■ Short exercise:
For each line below that contains the string "name", copy that line.

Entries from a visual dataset
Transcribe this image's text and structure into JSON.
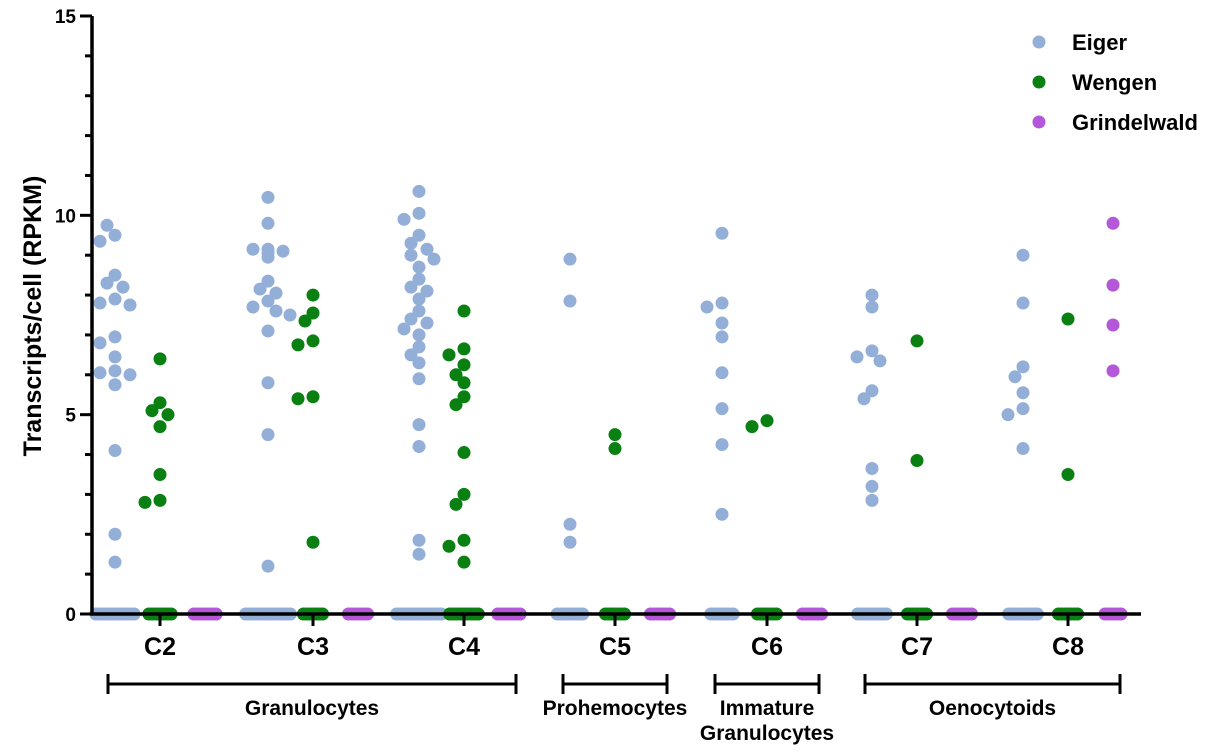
{
  "chart_data": {
    "type": "scatter",
    "title": "",
    "ylabel": "Transcripts/cell (RPKM)",
    "xlabel": "",
    "ylim": [
      0,
      15
    ],
    "yticks": [
      0,
      5,
      10,
      15
    ],
    "y_tick_labels": [
      "0",
      "5",
      "10",
      "15"
    ],
    "categories": [
      "C2",
      "C3",
      "C4",
      "C5",
      "C6",
      "C7",
      "C8"
    ],
    "groups": [
      {
        "label": "Granulocytes",
        "lines": [
          "Granulocytes"
        ],
        "categories": [
          "C2",
          "C3",
          "C4"
        ]
      },
      {
        "label": "Prohemocytes",
        "lines": [
          "Prohemocytes"
        ],
        "categories": [
          "C5"
        ]
      },
      {
        "label": "Immature Granulocytes",
        "lines": [
          "Immature",
          "Granulocytes"
        ],
        "categories": [
          "C6"
        ]
      },
      {
        "label": "Oenocytoids",
        "lines": [
          "Oenocytoids"
        ],
        "categories": [
          "C7",
          "C8"
        ]
      }
    ],
    "legend_position": "top-right",
    "series": [
      {
        "name": "Eiger",
        "color": "#93afd8",
        "values": {
          "C2": [
            0,
            0,
            0,
            0,
            0,
            0,
            0,
            0,
            0,
            0,
            0,
            0,
            0,
            9.5,
            9.75,
            9.35,
            8.5,
            8.3,
            8.2,
            7.9,
            7.8,
            7.75,
            6.95,
            6.8,
            6.45,
            6.1,
            6.05,
            6.0,
            5.75,
            4.1,
            2.0,
            1.3
          ],
          "C3": [
            0,
            0,
            0,
            0,
            0,
            0,
            0,
            0,
            0,
            0,
            0,
            0,
            0,
            0,
            0,
            10.45,
            9.8,
            9.15,
            9.15,
            9.1,
            9.05,
            8.95,
            8.35,
            8.15,
            8.05,
            7.85,
            7.7,
            7.6,
            7.5,
            7.1,
            5.8,
            4.5,
            1.2
          ],
          "C4": [
            0,
            0,
            0,
            0,
            0,
            0,
            0,
            0,
            0,
            0,
            0,
            0,
            0,
            0,
            0,
            10.6,
            10.05,
            9.9,
            9.5,
            9.3,
            9.15,
            9.0,
            8.9,
            8.7,
            8.4,
            8.2,
            8.1,
            7.9,
            7.6,
            7.4,
            7.3,
            7.15,
            7.0,
            6.7,
            6.5,
            6.3,
            5.9,
            4.75,
            4.2,
            1.85,
            1.5
          ],
          "C5": [
            0,
            0,
            0,
            0,
            0,
            0,
            0,
            0,
            0,
            8.9,
            7.85,
            2.25,
            1.8
          ],
          "C6": [
            0,
            0,
            0,
            0,
            0,
            0,
            0,
            0,
            9.55,
            7.8,
            7.7,
            7.3,
            6.95,
            6.05,
            5.15,
            4.25,
            2.5
          ],
          "C7": [
            0,
            0,
            0,
            0,
            0,
            0,
            0,
            0,
            0,
            0,
            8.0,
            7.7,
            6.6,
            6.45,
            6.35,
            5.6,
            5.4,
            3.65,
            3.2,
            2.85
          ],
          "C8": [
            0,
            0,
            0,
            0,
            0,
            0,
            0,
            0,
            0,
            0,
            9.0,
            7.8,
            6.2,
            5.95,
            5.55,
            5.15,
            5.0,
            4.15
          ]
        }
      },
      {
        "name": "Wengen",
        "color": "#0a8012",
        "values": {
          "C2": [
            0,
            0,
            0,
            0,
            0,
            0,
            0,
            0,
            6.4,
            5.3,
            5.1,
            5.0,
            4.7,
            3.5,
            2.85,
            2.8
          ],
          "C3": [
            0,
            0,
            0,
            0,
            0,
            0,
            0,
            8.0,
            7.55,
            7.35,
            6.85,
            6.75,
            5.45,
            5.4,
            1.8
          ],
          "C4": [
            0,
            0,
            0,
            0,
            0,
            0,
            0,
            0,
            0,
            0,
            7.6,
            6.65,
            6.5,
            6.25,
            6.0,
            5.8,
            5.45,
            5.25,
            4.05,
            3.0,
            2.75,
            1.85,
            1.7,
            1.3
          ],
          "C5": [
            0,
            0,
            0,
            0,
            0,
            0,
            0,
            4.5,
            4.15
          ],
          "C6": [
            0,
            0,
            0,
            0,
            0,
            0,
            0,
            4.85,
            4.7
          ],
          "C7": [
            0,
            0,
            0,
            0,
            0,
            0,
            0,
            6.85,
            3.85
          ],
          "C8": [
            0,
            0,
            0,
            0,
            0,
            0,
            0,
            7.4,
            3.5
          ]
        }
      },
      {
        "name": "Grindelwald",
        "color": "#b457d8",
        "values": {
          "C2": [
            0,
            0,
            0,
            0,
            0,
            0,
            0,
            0
          ],
          "C3": [
            0,
            0,
            0,
            0,
            0,
            0,
            0
          ],
          "C4": [
            0,
            0,
            0,
            0,
            0,
            0,
            0,
            0
          ],
          "C5": [
            0,
            0,
            0,
            0,
            0,
            0,
            0
          ],
          "C6": [
            0,
            0,
            0,
            0,
            0,
            0,
            0
          ],
          "C7": [
            0,
            0,
            0,
            0,
            0,
            0,
            0
          ],
          "C8": [
            0,
            0,
            0,
            0,
            0,
            0,
            9.8,
            8.25,
            7.25,
            6.1
          ]
        }
      }
    ]
  }
}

■ Response to the exercise:
        "name": "Eiger",
        "name": "Wengen",
        "name": "Grindelwald",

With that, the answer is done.